Short problem — Every entry below should be transcribed exactly; pictures stay out of the copy.

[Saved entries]

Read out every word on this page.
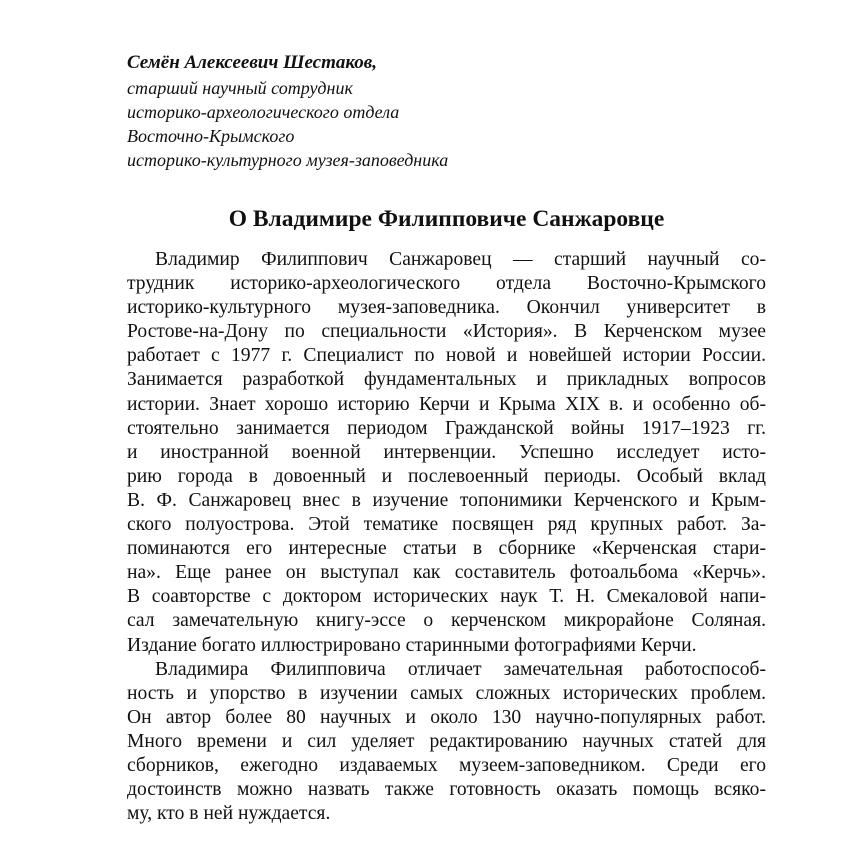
Семён Алексеевич Шестаков,
старший научный сотрудник
историко-археологического отдела
Восточно-Крымского
историко-культурного музея-заповедника
О Владимире Филипповиче Санжаровце
Владимир Филиппович Санжаровец — старший научный со-
трудник историко-археологического отдела Восточно-Крымского
историко-культурного музея-заповедника. Окончил университет в
Ростове-на-Дону по специальности «История». В Керченском музее
работает с 1977 г. Специалист по новой и новейшей истории России.
Занимается разработкой фундаментальных и прикладных вопросов
истории. Знает хорошо историю Керчи и Крыма XIX в. и особенно об-
стоятельно занимается периодом Гражданской войны 1917–1923 гг.
и иностранной военной интервенции. Успешно исследует исто-
рию города в довоенный и послевоенный периоды. Особый вклад
В. Ф. Санжаровец внес в изучение топонимики Керченского и Крым-
ского полуострова. Этой тематике посвящен ряд крупных работ. За-
поминаются его интересные статьи в сборнике «Керченская стари-
на». Еще ранее он выступал как составитель фотоальбома «Керчь».
В соавторстве с доктором исторических наук Т. Н. Смекаловой напи-
сал замечательную книгу-эссе о керченском микрорайоне Соляная.
Издание богато иллюстрировано старинными фотографиями Керчи.
Владимира Филипповича отличает замечательная работоспособ-
ность и упорство в изучении самых сложных исторических проблем.
Он автор более 80 научных и около 130 научно-популярных работ.
Много времени и сил уделяет редактированию научных статей для
сборников, ежегодно издаваемых музеем-заповедником. Среди его
достоинств можно назвать также готовность оказать помощь всяко-
му, кто в ней нуждается.
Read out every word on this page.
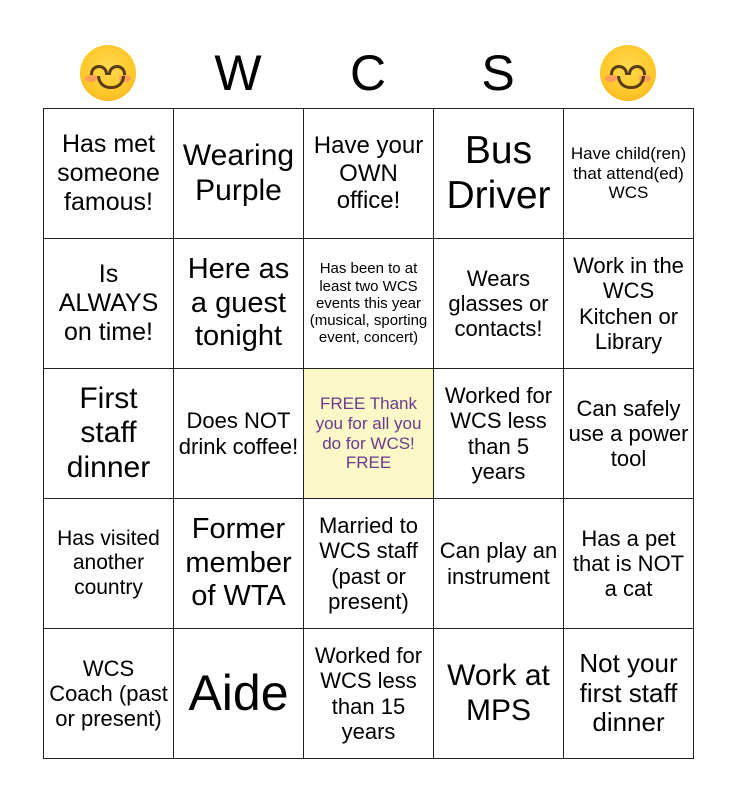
W	C	S
Has met someone famous!	Wearing Purple	Have your OWN office!	Bus Driver	Have child(ren) that attend(ed) WCS
Is ALWAYS on time!	Here as a guest tonight	Has been to at least two WCS events this year (musical, sporting event, concert)	Wears glasses or contacts!	Work in the WCS Kitchen or Library
First staff dinner	Does NOT drink coffee!	FREE Thank you for all you do for WCS! FREE	Worked for WCS less than 5 years	Can safely use a power tool
Has visited another country	Former member of WTA	Married to WCS staff (past or present)	Can play an instrument	Has a pet that is NOT a cat
WCS Coach (past or present)	Aide	Worked for WCS less than 15 years	Work at MPS	Not your first staff dinner
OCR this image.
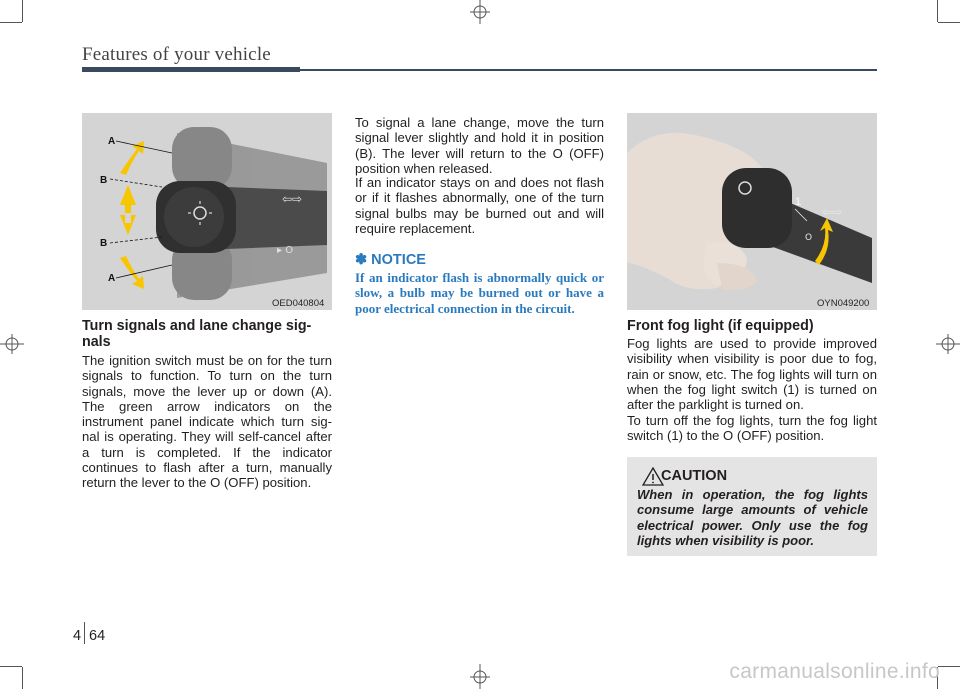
Features of your vehicle
⇦⇨
▸ O
A
B
B
A
OED040804
Turn signals and lane change sig-nals

The ignition switch must be on for the turn signals to function. To turn on the turn signals, move the lever up or down (A). The green arrow indicators on the instrument panel indicate which turn sig-nal is operating. They will self-cancel after a turn is completed. If the indicator continues to flash after a turn, manually return the lever to the O (OFF) position.

To signal a lane change, move the turn signal lever slightly and hold it in position (B). The lever will return to the O (OFF) position when released.

If an indicator stays on and does not flash or if it flashes abnormally, one of the turn signal bulbs may be burned out and will require replacement.

✽ NOTICE
If an indicator flash is abnormally quick or slow, a bulb may be burned out or have a poor electrical connection in the circuit.
⇦⇨
1
O
OYN049200
Front fog light (if equipped)

Fog lights are used to provide improved visibility when visibility is poor due to fog, rain or snow, etc. The fog lights will turn on when the fog light switch (1) is turned on after the parklight is turned on.

To turn off the fog lights, turn the fog light switch (1) to the O (OFF) position.

CAUTION
When in operation, the fog lights consume large amounts of vehicle electrical power. Only use the fog lights when visibility is poor.
4 64
carmanualsonline.info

Output of the exercise —
Read out every word on this page.
Семён Алексеевич Шестаков,
старший научный сотрудник
историко-археологического отдела
Восточно-Крымского
историко-культурного музея-заповедника
О Владимире Филипповиче Санжаровце
Владимир Филиппович Санжаровец — старший научный со-
трудник историко-археологического отдела Восточно-Крымского
историко-культурного музея-заповедника. Окончил университет в
Ростове-на-Дону по специальности «История». В Керченском музее
работает с 1977 г. Специалист по новой и новейшей истории России.
Занимается разработкой фундаментальных и прикладных вопросов
истории. Знает хорошо историю Керчи и Крыма XIX в. и особенно об-
стоятельно занимается периодом Гражданской войны 1917–1923 гг.
и иностранной военной интервенции. Успешно исследует исто-
рию города в довоенный и послевоенный периоды. Особый вклад
В. Ф. Санжаровец внес в изучение топонимики Керченского и Крым-
ского полуострова. Этой тематике посвящен ряд крупных работ. За-
поминаются его интересные статьи в сборнике «Керченская стари-
на». Еще ранее он выступал как составитель фотоальбома «Керчь».
В соавторстве с доктором исторических наук Т. Н. Смекаловой напи-
сал замечательную книгу-эссе о керченском микрорайоне Соляная.
Издание богато иллюстрировано старинными фотографиями Керчи.
Владимира Филипповича отличает замечательная работоспособ-
ность и упорство в изучении самых сложных исторических проблем.
Он автор более 80 научных и около 130 научно-популярных работ.
Много времени и сил уделяет редактированию научных статей для
сборников, ежегодно издаваемых музеем-заповедником. Среди его
достоинств можно назвать также готовность оказать помощь всяко-
му, кто в ней нуждается.
Read out every word on this page.
W	C	S
Has met someone famous!	Wearing Purple	Have your OWN office!	Bus Driver	Have child(ren) that attend(ed) WCS
Is ALWAYS on time!	Here as a guest tonight	Has been to at least two WCS events this year (musical, sporting event, concert)	Wears glasses or contacts!	Work in the WCS Kitchen or Library
First staff dinner	Does NOT drink coffee!	FREE Thank you for all you do for WCS! FREE	Worked for WCS less than 5 years	Can safely use a power tool
Has visited another country	Former member of WTA	Married to WCS staff (past or present)	Can play an instrument	Has a pet that is NOT a cat
WCS Coach (past or present)	Aide	Worked for WCS less than 15 years	Work at MPS	Not your first staff dinner
OCR this image.
Features of your vehicle
⇦⇨
▸ O
A
B
B
A
OED040804
Turn signals and lane change sig-nals

The ignition switch must be on for the turn signals to function. To turn on the turn signals, move the lever up or down (A). The green arrow indicators on the instrument panel indicate which turn sig-nal is operating. They will self-cancel after a turn is completed. If the indicator continues to flash after a turn, manually return the lever to the O (OFF) position.

To signal a lane change, move the turn signal lever slightly and hold it in position (B). The lever will return to the O (OFF) position when released.

If an indicator stays on and does not flash or if it flashes abnormally, one of the turn signal bulbs may be burned out and will require replacement.

✽ NOTICE
If an indicator flash is abnormally quick or slow, a bulb may be burned out or have a poor electrical connection in the circuit.
⇦⇨
1
O
OYN049200
Front fog light (if equipped)

Fog lights are used to provide improved visibility when visibility is poor due to fog, rain or snow, etc. The fog lights will turn on when the fog light switch (1) is turned on after the parklight is turned on.

To turn off the fog lights, turn the fog light switch (1) to the O (OFF) position.

CAUTION
When in operation, the fog lights consume large amounts of vehicle electrical power. Only use the fog lights when visibility is poor.
4 64
carmanualsonline.info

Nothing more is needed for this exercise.